**Requirement:** The listing below is to be output in its exact form.
=======
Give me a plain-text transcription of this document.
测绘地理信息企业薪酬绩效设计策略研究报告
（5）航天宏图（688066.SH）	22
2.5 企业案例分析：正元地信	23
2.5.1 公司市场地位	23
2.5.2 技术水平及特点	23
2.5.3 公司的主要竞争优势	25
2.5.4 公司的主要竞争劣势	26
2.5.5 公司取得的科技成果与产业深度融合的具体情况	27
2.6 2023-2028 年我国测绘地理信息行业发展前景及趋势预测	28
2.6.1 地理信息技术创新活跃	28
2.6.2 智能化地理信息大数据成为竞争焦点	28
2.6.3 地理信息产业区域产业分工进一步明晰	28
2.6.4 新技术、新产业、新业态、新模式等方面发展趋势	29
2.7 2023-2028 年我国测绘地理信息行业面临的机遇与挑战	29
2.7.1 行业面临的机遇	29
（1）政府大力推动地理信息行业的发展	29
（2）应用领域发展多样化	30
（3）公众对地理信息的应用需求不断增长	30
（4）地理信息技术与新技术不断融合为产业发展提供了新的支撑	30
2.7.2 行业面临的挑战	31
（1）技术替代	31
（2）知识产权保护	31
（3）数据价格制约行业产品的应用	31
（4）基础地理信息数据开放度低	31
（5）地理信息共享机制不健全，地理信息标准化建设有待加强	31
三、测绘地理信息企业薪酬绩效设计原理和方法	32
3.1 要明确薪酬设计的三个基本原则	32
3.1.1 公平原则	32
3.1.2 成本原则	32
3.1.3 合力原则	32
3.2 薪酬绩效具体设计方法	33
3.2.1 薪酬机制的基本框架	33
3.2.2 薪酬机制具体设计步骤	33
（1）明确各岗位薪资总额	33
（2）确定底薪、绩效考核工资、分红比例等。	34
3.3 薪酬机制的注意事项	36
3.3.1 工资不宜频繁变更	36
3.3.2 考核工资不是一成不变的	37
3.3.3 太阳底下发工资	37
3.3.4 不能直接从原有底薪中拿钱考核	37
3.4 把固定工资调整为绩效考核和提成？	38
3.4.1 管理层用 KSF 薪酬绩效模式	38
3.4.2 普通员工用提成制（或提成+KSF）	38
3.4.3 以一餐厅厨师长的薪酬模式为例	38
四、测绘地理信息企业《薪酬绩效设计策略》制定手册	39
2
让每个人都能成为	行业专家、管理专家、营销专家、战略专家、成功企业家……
=======
**Task response:**
Give me a plain-text transcription of this document.
测绘地理信息企业薪酬绩效设计策略研究报告
（5）航天宏图（688066.SH）	22
2.5 企业案例分析：正元地信	23
2.5.1 公司市场地位	23
2.5.2 技术水平及特点	23
2.5.3 公司的主要竞争优势	25
2.5.4 公司的主要竞争劣势	26
2.5.5 公司取得的科技成果与产业深度融合的具体情况	27
2.6 2023-2028 年我国测绘地理信息行业发展前景及趋势预测	28
2.6.1 地理信息技术创新活跃	28
2.6.2 智能化地理信息大数据成为竞争焦点	28
2.6.3 地理信息产业区域产业分工进一步明晰	28
2.6.4 新技术、新产业、新业态、新模式等方面发展趋势	29
2.7 2023-2028 年我国测绘地理信息行业面临的机遇与挑战	29
2.7.1 行业面临的机遇	29
（1）政府大力推动地理信息行业的发展	29
（2）应用领域发展多样化	30
（3）公众对地理信息的应用需求不断增长	30
（4）地理信息技术与新技术不断融合为产业发展提供了新的支撑	30
2.7.2 行业面临的挑战	31
（1）技术替代	31
（2）知识产权保护	31
（3）数据价格制约行业产品的应用	31
（4）基础地理信息数据开放度低	31
（5）地理信息共享机制不健全，地理信息标准化建设有待加强	31
三、测绘地理信息企业薪酬绩效设计原理和方法	32
3.1 要明确薪酬设计的三个基本原则	32
3.1.1 公平原则	32
3.1.2 成本原则	32
3.1.3 合力原则	32
3.2 薪酬绩效具体设计方法	33
3.2.1 薪酬机制的基本框架	33
3.2.2 薪酬机制具体设计步骤	33
（1）明确各岗位薪资总额	33
（2）确定底薪、绩效考核工资、分红比例等。	34
3.3 薪酬机制的注意事项	36
3.3.1 工资不宜频繁变更	36
3.3.2 考核工资不是一成不变的	37
3.3.3 太阳底下发工资	37
3.3.4 不能直接从原有底薪中拿钱考核	37
3.4 把固定工资调整为绩效考核和提成？	38
3.4.1 管理层用 KSF 薪酬绩效模式	38
3.4.2 普通员工用提成制（或提成+KSF）	38
3.4.3 以一餐厅厨师长的薪酬模式为例	38
四、测绘地理信息企业《薪酬绩效设计策略》制定手册	39
2
让每个人都能成为	行业专家、管理专家、营销专家、战略专家、成功企业家……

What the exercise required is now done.